* **SHORT EXERCISE**: Print verbatim the lines of the entries from the one containing "OCR this image." to the last, inclusive, and no others.

[Collected data]
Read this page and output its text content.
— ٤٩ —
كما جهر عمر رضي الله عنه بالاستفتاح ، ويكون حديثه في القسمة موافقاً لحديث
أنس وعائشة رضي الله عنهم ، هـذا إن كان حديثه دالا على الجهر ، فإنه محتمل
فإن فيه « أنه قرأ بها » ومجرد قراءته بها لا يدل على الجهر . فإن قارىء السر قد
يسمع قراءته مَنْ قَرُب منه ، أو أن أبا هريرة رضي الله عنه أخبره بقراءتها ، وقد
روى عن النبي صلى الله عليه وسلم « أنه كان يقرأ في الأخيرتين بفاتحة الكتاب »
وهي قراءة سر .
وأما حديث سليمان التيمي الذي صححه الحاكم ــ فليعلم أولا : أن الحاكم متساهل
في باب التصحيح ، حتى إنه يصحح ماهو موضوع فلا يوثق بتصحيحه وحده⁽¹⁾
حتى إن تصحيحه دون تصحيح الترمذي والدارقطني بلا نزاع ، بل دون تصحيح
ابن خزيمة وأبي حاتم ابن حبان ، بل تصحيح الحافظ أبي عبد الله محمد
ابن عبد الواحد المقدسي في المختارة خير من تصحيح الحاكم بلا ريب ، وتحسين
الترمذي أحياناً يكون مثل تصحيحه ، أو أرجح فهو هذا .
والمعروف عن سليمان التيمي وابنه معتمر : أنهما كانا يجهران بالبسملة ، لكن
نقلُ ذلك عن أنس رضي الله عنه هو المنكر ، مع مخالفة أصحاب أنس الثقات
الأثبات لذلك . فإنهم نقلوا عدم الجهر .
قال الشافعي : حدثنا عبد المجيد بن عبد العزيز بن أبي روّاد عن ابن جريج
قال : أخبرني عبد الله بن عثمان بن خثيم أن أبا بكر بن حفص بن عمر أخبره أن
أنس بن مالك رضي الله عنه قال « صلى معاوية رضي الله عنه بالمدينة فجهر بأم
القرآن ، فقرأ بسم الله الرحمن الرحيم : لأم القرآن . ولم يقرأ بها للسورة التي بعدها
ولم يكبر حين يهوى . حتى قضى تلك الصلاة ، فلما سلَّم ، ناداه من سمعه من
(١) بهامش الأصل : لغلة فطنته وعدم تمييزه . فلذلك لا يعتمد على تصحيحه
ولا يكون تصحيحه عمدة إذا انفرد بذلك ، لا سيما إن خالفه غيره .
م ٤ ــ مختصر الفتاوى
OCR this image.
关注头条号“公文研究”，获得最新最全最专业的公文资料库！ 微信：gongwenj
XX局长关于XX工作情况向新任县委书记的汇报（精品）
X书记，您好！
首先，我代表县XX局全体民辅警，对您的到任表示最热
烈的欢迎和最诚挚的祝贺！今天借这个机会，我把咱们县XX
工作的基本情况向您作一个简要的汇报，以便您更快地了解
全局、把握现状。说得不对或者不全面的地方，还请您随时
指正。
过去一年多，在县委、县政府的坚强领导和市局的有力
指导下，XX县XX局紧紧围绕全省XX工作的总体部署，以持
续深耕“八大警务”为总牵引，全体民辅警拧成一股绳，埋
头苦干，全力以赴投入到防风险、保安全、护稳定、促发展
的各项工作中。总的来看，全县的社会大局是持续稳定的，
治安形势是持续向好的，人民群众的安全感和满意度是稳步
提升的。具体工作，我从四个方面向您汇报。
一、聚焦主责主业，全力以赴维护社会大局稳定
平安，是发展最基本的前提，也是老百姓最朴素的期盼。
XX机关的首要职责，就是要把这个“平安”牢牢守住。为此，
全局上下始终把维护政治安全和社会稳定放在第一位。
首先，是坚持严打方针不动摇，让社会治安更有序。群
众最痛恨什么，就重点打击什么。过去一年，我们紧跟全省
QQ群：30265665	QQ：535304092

* **RESULT**:
OCR this image.
关注头条号“公文研究”，获得最新最全最专业的公文资料库！ 微信：gongwenj
XX局长关于XX工作情况向新任县委书记的汇报（精品）
X书记，您好！
首先，我代表县XX局全体民辅警，对您的到任表示最热
烈的欢迎和最诚挚的祝贺！今天借这个机会，我把咱们县XX
工作的基本情况向您作一个简要的汇报，以便您更快地了解
全局、把握现状。说得不对或者不全面的地方，还请您随时
指正。
过去一年多，在县委、县政府的坚强领导和市局的有力
指导下，XX县XX局紧紧围绕全省XX工作的总体部署，以持
续深耕“八大警务”为总牵引，全体民辅警拧成一股绳，埋
头苦干，全力以赴投入到防风险、保安全、护稳定、促发展
的各项工作中。总的来看，全县的社会大局是持续稳定的，
治安形势是持续向好的，人民群众的安全感和满意度是稳步
提升的。具体工作，我从四个方面向您汇报。
一、聚焦主责主业，全力以赴维护社会大局稳定
平安，是发展最基本的前提，也是老百姓最朴素的期盼。
XX机关的首要职责，就是要把这个“平安”牢牢守住。为此，
全局上下始终把维护政治安全和社会稳定放在第一位。
首先，是坚持严打方针不动摇，让社会治安更有序。群
众最痛恨什么，就重点打击什么。过去一年，我们紧跟全省
QQ群：30265665	QQ：535304092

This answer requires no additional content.